WHAT YOU HAVE TO DO — Copy the material below line for line, keeping every word, number, and punctuation mark unchanged.

Dataset excerpts —
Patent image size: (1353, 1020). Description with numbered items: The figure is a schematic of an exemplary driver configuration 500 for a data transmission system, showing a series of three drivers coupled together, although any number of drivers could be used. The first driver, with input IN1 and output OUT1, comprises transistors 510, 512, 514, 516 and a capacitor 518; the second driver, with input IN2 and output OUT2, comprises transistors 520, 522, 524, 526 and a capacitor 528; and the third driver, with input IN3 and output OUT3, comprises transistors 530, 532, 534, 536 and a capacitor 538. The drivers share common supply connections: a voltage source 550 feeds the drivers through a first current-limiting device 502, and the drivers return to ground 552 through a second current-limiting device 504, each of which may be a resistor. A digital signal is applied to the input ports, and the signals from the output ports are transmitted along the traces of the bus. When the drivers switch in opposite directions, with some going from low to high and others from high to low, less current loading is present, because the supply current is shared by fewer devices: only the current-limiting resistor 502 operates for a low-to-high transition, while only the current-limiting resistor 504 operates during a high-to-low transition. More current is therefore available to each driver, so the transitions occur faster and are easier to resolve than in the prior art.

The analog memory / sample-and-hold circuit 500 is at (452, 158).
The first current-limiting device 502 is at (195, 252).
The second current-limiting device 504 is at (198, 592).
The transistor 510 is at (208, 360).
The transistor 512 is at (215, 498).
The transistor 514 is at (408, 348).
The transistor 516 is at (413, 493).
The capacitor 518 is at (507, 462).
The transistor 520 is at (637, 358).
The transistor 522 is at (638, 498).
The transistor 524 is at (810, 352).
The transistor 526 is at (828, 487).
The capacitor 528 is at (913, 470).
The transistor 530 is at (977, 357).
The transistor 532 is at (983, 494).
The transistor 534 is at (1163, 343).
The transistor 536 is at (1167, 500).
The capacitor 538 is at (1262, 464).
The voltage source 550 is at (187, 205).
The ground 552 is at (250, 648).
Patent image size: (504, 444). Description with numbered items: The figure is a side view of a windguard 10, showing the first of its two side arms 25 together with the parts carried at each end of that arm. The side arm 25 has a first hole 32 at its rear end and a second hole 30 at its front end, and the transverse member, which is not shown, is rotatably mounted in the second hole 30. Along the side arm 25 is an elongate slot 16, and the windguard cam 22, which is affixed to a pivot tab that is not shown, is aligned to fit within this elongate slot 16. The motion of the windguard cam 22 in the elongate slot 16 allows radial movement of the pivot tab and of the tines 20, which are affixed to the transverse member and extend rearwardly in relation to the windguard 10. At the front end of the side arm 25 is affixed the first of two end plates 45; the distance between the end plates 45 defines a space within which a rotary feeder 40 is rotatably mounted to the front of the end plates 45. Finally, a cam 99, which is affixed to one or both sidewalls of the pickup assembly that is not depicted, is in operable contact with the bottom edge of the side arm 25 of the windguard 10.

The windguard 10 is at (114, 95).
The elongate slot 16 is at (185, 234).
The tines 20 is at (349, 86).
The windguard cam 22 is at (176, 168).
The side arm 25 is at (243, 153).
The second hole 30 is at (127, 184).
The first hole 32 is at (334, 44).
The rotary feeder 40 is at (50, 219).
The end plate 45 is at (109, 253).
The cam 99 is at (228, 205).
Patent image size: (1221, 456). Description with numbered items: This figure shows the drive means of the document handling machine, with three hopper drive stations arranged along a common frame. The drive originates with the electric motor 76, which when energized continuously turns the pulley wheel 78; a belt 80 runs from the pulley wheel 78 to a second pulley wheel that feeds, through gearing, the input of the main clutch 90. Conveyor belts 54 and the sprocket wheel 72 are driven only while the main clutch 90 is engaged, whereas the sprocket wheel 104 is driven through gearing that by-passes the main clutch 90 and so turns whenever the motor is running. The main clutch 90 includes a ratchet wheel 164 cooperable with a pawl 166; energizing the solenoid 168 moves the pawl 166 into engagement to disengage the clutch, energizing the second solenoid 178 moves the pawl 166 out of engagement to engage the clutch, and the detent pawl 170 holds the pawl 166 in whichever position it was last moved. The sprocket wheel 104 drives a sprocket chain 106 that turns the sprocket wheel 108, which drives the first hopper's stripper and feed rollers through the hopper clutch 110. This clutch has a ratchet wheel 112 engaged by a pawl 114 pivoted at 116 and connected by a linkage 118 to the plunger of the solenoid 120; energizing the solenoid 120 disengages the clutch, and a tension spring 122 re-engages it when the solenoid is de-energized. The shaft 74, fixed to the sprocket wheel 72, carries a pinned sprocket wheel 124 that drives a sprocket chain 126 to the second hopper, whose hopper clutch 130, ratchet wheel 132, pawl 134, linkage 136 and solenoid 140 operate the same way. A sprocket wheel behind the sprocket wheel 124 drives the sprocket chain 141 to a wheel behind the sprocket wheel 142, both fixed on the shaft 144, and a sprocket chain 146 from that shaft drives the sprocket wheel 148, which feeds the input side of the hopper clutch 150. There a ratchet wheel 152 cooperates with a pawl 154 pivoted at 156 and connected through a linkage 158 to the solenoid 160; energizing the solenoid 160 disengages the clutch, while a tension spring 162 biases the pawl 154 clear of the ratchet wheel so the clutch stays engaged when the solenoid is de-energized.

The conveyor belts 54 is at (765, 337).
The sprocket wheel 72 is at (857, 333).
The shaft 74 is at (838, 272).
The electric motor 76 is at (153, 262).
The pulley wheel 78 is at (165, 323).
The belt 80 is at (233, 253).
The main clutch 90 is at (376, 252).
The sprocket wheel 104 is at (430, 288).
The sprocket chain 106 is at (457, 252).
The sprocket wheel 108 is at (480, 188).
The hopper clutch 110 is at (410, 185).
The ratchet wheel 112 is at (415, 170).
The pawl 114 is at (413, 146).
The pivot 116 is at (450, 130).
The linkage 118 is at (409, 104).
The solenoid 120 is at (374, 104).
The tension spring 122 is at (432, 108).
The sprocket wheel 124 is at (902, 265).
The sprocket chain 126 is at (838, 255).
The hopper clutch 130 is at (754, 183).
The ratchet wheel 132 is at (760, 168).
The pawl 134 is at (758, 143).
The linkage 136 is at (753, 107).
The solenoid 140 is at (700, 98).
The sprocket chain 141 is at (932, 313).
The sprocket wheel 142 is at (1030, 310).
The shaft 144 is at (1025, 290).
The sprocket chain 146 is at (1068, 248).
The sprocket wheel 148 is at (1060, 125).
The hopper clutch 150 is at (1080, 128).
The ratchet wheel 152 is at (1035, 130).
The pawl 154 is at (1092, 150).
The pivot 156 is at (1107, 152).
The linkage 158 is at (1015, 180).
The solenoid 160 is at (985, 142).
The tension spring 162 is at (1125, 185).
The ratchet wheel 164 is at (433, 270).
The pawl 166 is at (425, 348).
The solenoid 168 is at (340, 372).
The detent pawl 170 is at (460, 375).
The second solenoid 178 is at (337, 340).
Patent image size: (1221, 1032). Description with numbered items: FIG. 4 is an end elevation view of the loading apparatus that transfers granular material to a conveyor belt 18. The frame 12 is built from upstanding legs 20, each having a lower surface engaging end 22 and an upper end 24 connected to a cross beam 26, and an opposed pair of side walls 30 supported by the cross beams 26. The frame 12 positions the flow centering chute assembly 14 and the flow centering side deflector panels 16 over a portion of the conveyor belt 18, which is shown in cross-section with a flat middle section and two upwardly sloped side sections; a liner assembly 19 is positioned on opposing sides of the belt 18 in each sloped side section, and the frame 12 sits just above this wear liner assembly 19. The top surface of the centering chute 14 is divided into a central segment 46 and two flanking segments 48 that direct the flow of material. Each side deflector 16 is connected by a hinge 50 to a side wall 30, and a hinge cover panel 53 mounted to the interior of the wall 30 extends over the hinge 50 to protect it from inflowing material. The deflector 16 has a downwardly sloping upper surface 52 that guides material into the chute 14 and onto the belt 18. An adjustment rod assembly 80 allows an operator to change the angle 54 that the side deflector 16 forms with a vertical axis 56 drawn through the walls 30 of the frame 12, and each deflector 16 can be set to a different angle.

CORRECT RESPONSE —
Patent image size: (1353, 1020). Description with numbered items: The figure is a schematic of an exemplary driver configuration 500 for a data transmission system, showing a series of three drivers coupled together, although any number of drivers could be used. The first driver, with input IN1 and output OUT1, comprises transistors 510, 512, 514, 516 and a capacitor 518; the second driver, with input IN2 and output OUT2, comprises transistors 520, 522, 524, 526 and a capacitor 528; and the third driver, with input IN3 and output OUT3, comprises transistors 530, 532, 534, 536 and a capacitor 538. The drivers share common supply connections: a voltage source 550 feeds the drivers through a first current-limiting device 502, and the drivers return to ground 552 through a second current-limiting device 504, each of which may be a resistor. A digital signal is applied to the input ports, and the signals from the output ports are transmitted along the traces of the bus. When the drivers switch in opposite directions, with some going from low to high and others from high to low, less current loading is present, because the supply current is shared by fewer devices: only the current-limiting resistor 502 operates for a low-to-high transition, while only the current-limiting resistor 504 operates during a high-to-low transition. More current is therefore available to each driver, so the transitions occur faster and are easier to resolve than in the prior art.

The analog memory / sample-and-hold circuit 500 is at (452, 158).
The first current-limiting device 502 is at (195, 252).
The second current-limiting device 504 is at (198, 592).
The transistor 510 is at (208, 360).
The transistor 512 is at (215, 498).
The transistor 514 is at (408, 348).
The transistor 516 is at (413, 493).
The capacitor 518 is at (507, 462).
The transistor 520 is at (637, 358).
The transistor 522 is at (638, 498).
The transistor 524 is at (810, 352).
The transistor 526 is at (828, 487).
The capacitor 528 is at (913, 470).
The transistor 530 is at (977, 357).
The transistor 532 is at (983, 494).
The transistor 534 is at (1163, 343).
The transistor 536 is at (1167, 500).
The capacitor 538 is at (1262, 464).
The voltage source 550 is at (187, 205).
The ground 552 is at (250, 648).
Patent image size: (504, 444). Description with numbered items: The figure is a side view of a windguard 10, showing the first of its two side arms 25 together with the parts carried at each end of that arm. The side arm 25 has a first hole 32 at its rear end and a second hole 30 at its front end, and the transverse member, which is not shown, is rotatably mounted in the second hole 30. Along the side arm 25 is an elongate slot 16, and the windguard cam 22, which is affixed to a pivot tab that is not shown, is aligned to fit within this elongate slot 16. The motion of the windguard cam 22 in the elongate slot 16 allows radial movement of the pivot tab and of the tines 20, which are affixed to the transverse member and extend rearwardly in relation to the windguard 10. At the front end of the side arm 25 is affixed the first of two end plates 45; the distance between the end plates 45 defines a space within which a rotary feeder 40 is rotatably mounted to the front of the end plates 45. Finally, a cam 99, which is affixed to one or both sidewalls of the pickup assembly that is not depicted, is in operable contact with the bottom edge of the side arm 25 of the windguard 10.

The windguard 10 is at (114, 95).
The elongate slot 16 is at (185, 234).
The tines 20 is at (349, 86).
The windguard cam 22 is at (176, 168).
The side arm 25 is at (243, 153).
The second hole 30 is at (127, 184).
The first hole 32 is at (334, 44).
The rotary feeder 40 is at (50, 219).
The end plate 45 is at (109, 253).
The cam 99 is at (228, 205).
Patent image size: (1221, 456). Description with numbered items: This figure shows the drive means of the document handling machine, with three hopper drive stations arranged along a common frame. The drive originates with the electric motor 76, which when energized continuously turns the pulley wheel 78; a belt 80 runs from the pulley wheel 78 to a second pulley wheel that feeds, through gearing, the input of the main clutch 90. Conveyor belts 54 and the sprocket wheel 72 are driven only while the main clutch 90 is engaged, whereas the sprocket wheel 104 is driven through gearing that by-passes the main clutch 90 and so turns whenever the motor is running. The main clutch 90 includes a ratchet wheel 164 cooperable with a pawl 166; energizing the solenoid 168 moves the pawl 166 into engagement to disengage the clutch, energizing the second solenoid 178 moves the pawl 166 out of engagement to engage the clutch, and the detent pawl 170 holds the pawl 166 in whichever position it was last moved. The sprocket wheel 104 drives a sprocket chain 106 that turns the sprocket wheel 108, which drives the first hopper's stripper and feed rollers through the hopper clutch 110. This clutch has a ratchet wheel 112 engaged by a pawl 114 pivoted at 116 and connected by a linkage 118 to the plunger of the solenoid 120; energizing the solenoid 120 disengages the clutch, and a tension spring 122 re-engages it when the solenoid is de-energized. The shaft 74, fixed to the sprocket wheel 72, carries a pinned sprocket wheel 124 that drives a sprocket chain 126 to the second hopper, whose hopper clutch 130, ratchet wheel 132, pawl 134, linkage 136 and solenoid 140 operate the same way. A sprocket wheel behind the sprocket wheel 124 drives the sprocket chain 141 to a wheel behind the sprocket wheel 142, both fixed on the shaft 144, and a sprocket chain 146 from that shaft drives the sprocket wheel 148, which feeds the input side of the hopper clutch 150. There a ratchet wheel 152 cooperates with a pawl 154 pivoted at 156 and connected through a linkage 158 to the solenoid 160; energizing the solenoid 160 disengages the clutch, while a tension spring 162 biases the pawl 154 clear of the ratchet wheel so the clutch stays engaged when the solenoid is de-energized.

The conveyor belts 54 is at (765, 337).
The sprocket wheel 72 is at (857, 333).
The shaft 74 is at (838, 272).
The electric motor 76 is at (153, 262).
The pulley wheel 78 is at (165, 323).
The belt 80 is at (233, 253).
The main clutch 90 is at (376, 252).
The sprocket wheel 104 is at (430, 288).
The sprocket chain 106 is at (457, 252).
The sprocket wheel 108 is at (480, 188).
The hopper clutch 110 is at (410, 185).
The ratchet wheel 112 is at (415, 170).
The pawl 114 is at (413, 146).
The pivot 116 is at (450, 130).
The linkage 118 is at (409, 104).
The solenoid 120 is at (374, 104).
The tension spring 122 is at (432, 108).
The sprocket wheel 124 is at (902, 265).
The sprocket chain 126 is at (838, 255).
The hopper clutch 130 is at (754, 183).
The ratchet wheel 132 is at (760, 168).
The pawl 134 is at (758, 143).
The linkage 136 is at (753, 107).
The solenoid 140 is at (700, 98).
The sprocket chain 141 is at (932, 313).
The sprocket wheel 142 is at (1030, 310).
The shaft 144 is at (1025, 290).
The sprocket chain 146 is at (1068, 248).
The sprocket wheel 148 is at (1060, 125).
The hopper clutch 150 is at (1080, 128).
The ratchet wheel 152 is at (1035, 130).
The pawl 154 is at (1092, 150).
The pivot 156 is at (1107, 152).
The linkage 158 is at (1015, 180).
The solenoid 160 is at (985, 142).
The tension spring 162 is at (1125, 185).
The ratchet wheel 164 is at (433, 270).
The pawl 166 is at (425, 348).
The solenoid 168 is at (340, 372).
The detent pawl 170 is at (460, 375).
The second solenoid 178 is at (337, 340).
Patent image size: (1221, 1032). Description with numbered items: FIG. 4 is an end elevation view of the loading apparatus that transfers granular material to a conveyor belt 18. The frame 12 is built from upstanding legs 20, each having a lower surface engaging end 22 and an upper end 24 connected to a cross beam 26, and an opposed pair of side walls 30 supported by the cross beams 26. The frame 12 positions the flow centering chute assembly 14 and the flow centering side deflector panels 16 over a portion of the conveyor belt 18, which is shown in cross-section with a flat middle section and two upwardly sloped side sections; a liner assembly 19 is positioned on opposing sides of the belt 18 in each sloped side section, and the frame 12 sits just above this wear liner assembly 19. The top surface of the centering chute 14 is divided into a central segment 46 and two flanking segments 48 that direct the flow of material. Each side deflector 16 is connected by a hinge 50 to a side wall 30, and a hinge cover panel 53 mounted to the interior of the wall 30 extends over the hinge 50 to protect it from inflowing material. The deflector 16 has a downwardly sloping upper surface 52 that guides material into the chute 14 and onto the belt 18. An adjustment rod assembly 80 allows an operator to change the angle 54 that the side deflector 16 forms with a vertical axis 56 drawn through the walls 30 of the frame 12, and each deflector 16 can be set to a different angle.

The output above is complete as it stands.